BEGIN RECORDS

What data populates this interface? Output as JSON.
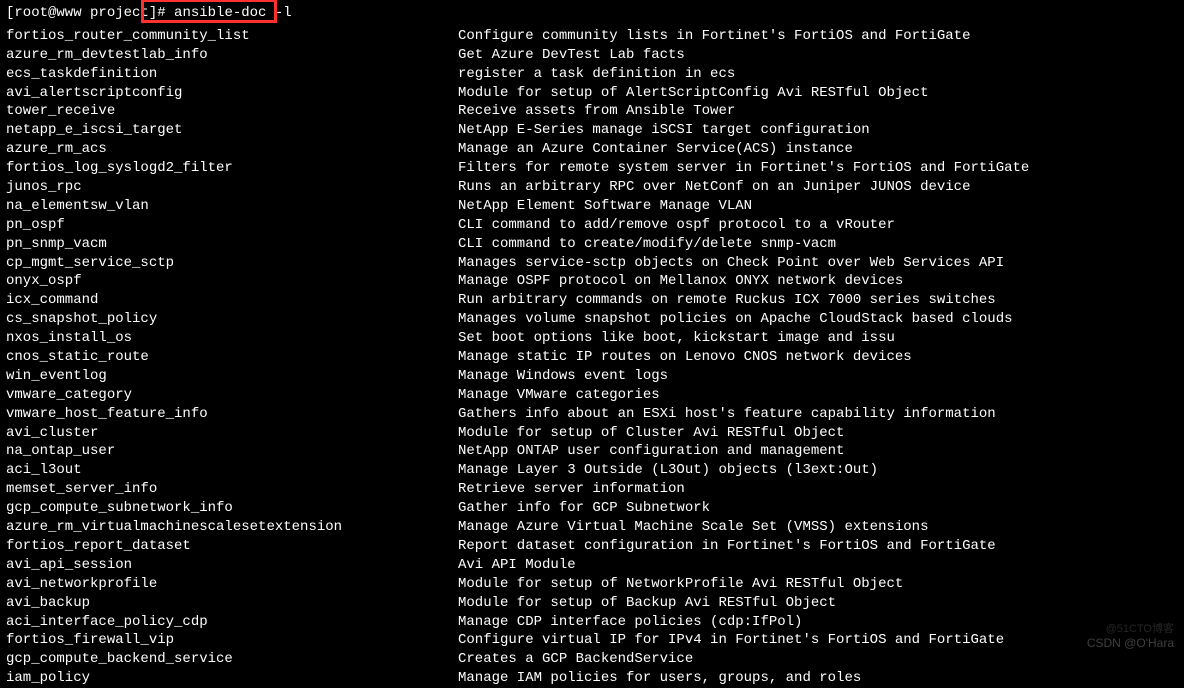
{
  "prompt": {
    "user_host": "[root@www project]",
    "hash": "#",
    "command": "ansible-doc -l"
  },
  "modules": [
    {
      "name": "fortios_router_community_list",
      "desc": "Configure community lists in Fortinet's FortiOS and FortiGate"
    },
    {
      "name": "azure_rm_devtestlab_info",
      "desc": "Get Azure DevTest Lab facts"
    },
    {
      "name": "ecs_taskdefinition",
      "desc": "register a task definition in ecs"
    },
    {
      "name": "avi_alertscriptconfig",
      "desc": "Module for setup of AlertScriptConfig Avi RESTful Object"
    },
    {
      "name": "tower_receive",
      "desc": "Receive assets from Ansible Tower"
    },
    {
      "name": "netapp_e_iscsi_target",
      "desc": "NetApp E-Series manage iSCSI target configuration"
    },
    {
      "name": "azure_rm_acs",
      "desc": "Manage an Azure Container Service(ACS) instance"
    },
    {
      "name": "fortios_log_syslogd2_filter",
      "desc": "Filters for remote system server in Fortinet's FortiOS and FortiGate"
    },
    {
      "name": "junos_rpc",
      "desc": "Runs an arbitrary RPC over NetConf on an Juniper JUNOS device"
    },
    {
      "name": "na_elementsw_vlan",
      "desc": "NetApp Element Software Manage VLAN"
    },
    {
      "name": "pn_ospf",
      "desc": "CLI command to add/remove ospf protocol to a vRouter"
    },
    {
      "name": "pn_snmp_vacm",
      "desc": "CLI command to create/modify/delete snmp-vacm"
    },
    {
      "name": "cp_mgmt_service_sctp",
      "desc": "Manages service-sctp objects on Check Point over Web Services API"
    },
    {
      "name": "onyx_ospf",
      "desc": "Manage OSPF protocol on Mellanox ONYX network devices"
    },
    {
      "name": "icx_command",
      "desc": "Run arbitrary commands on remote Ruckus ICX 7000 series switches"
    },
    {
      "name": "cs_snapshot_policy",
      "desc": "Manages volume snapshot policies on Apache CloudStack based clouds"
    },
    {
      "name": "nxos_install_os",
      "desc": "Set boot options like boot, kickstart image and issu"
    },
    {
      "name": "cnos_static_route",
      "desc": "Manage static IP routes on Lenovo CNOS network devices"
    },
    {
      "name": "win_eventlog",
      "desc": "Manage Windows event logs"
    },
    {
      "name": "vmware_category",
      "desc": "Manage VMware categories"
    },
    {
      "name": "vmware_host_feature_info",
      "desc": "Gathers info about an ESXi host's feature capability information"
    },
    {
      "name": "avi_cluster",
      "desc": "Module for setup of Cluster Avi RESTful Object"
    },
    {
      "name": "na_ontap_user",
      "desc": "NetApp ONTAP user configuration and management"
    },
    {
      "name": "aci_l3out",
      "desc": "Manage Layer 3 Outside (L3Out) objects (l3ext:Out)"
    },
    {
      "name": "memset_server_info",
      "desc": "Retrieve server information"
    },
    {
      "name": "gcp_compute_subnetwork_info",
      "desc": "Gather info for GCP Subnetwork"
    },
    {
      "name": "azure_rm_virtualmachinescalesetextension",
      "desc": "Manage Azure Virtual Machine Scale Set (VMSS) extensions"
    },
    {
      "name": "fortios_report_dataset",
      "desc": "Report dataset configuration in Fortinet's FortiOS and FortiGate"
    },
    {
      "name": "avi_api_session",
      "desc": "Avi API Module"
    },
    {
      "name": "avi_networkprofile",
      "desc": "Module for setup of NetworkProfile Avi RESTful Object"
    },
    {
      "name": "avi_backup",
      "desc": "Module for setup of Backup Avi RESTful Object"
    },
    {
      "name": "aci_interface_policy_cdp",
      "desc": "Manage CDP interface policies (cdp:IfPol)"
    },
    {
      "name": "fortios_firewall_vip",
      "desc": "Configure virtual IP for IPv4 in Fortinet's FortiOS and FortiGate"
    },
    {
      "name": "gcp_compute_backend_service",
      "desc": "Creates a GCP BackendService"
    },
    {
      "name": "iam_policy",
      "desc": "Manage IAM policies for users, groups, and roles"
    }
  ],
  "watermark": {
    "top": "@51CTO博客",
    "bottom": "CSDN @O'Hara"
  }
}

END RECORDS

Reply with one number: the count of lines in the entries that include the word "information".

**OUTPUT FOR THIS EXERCISE**
2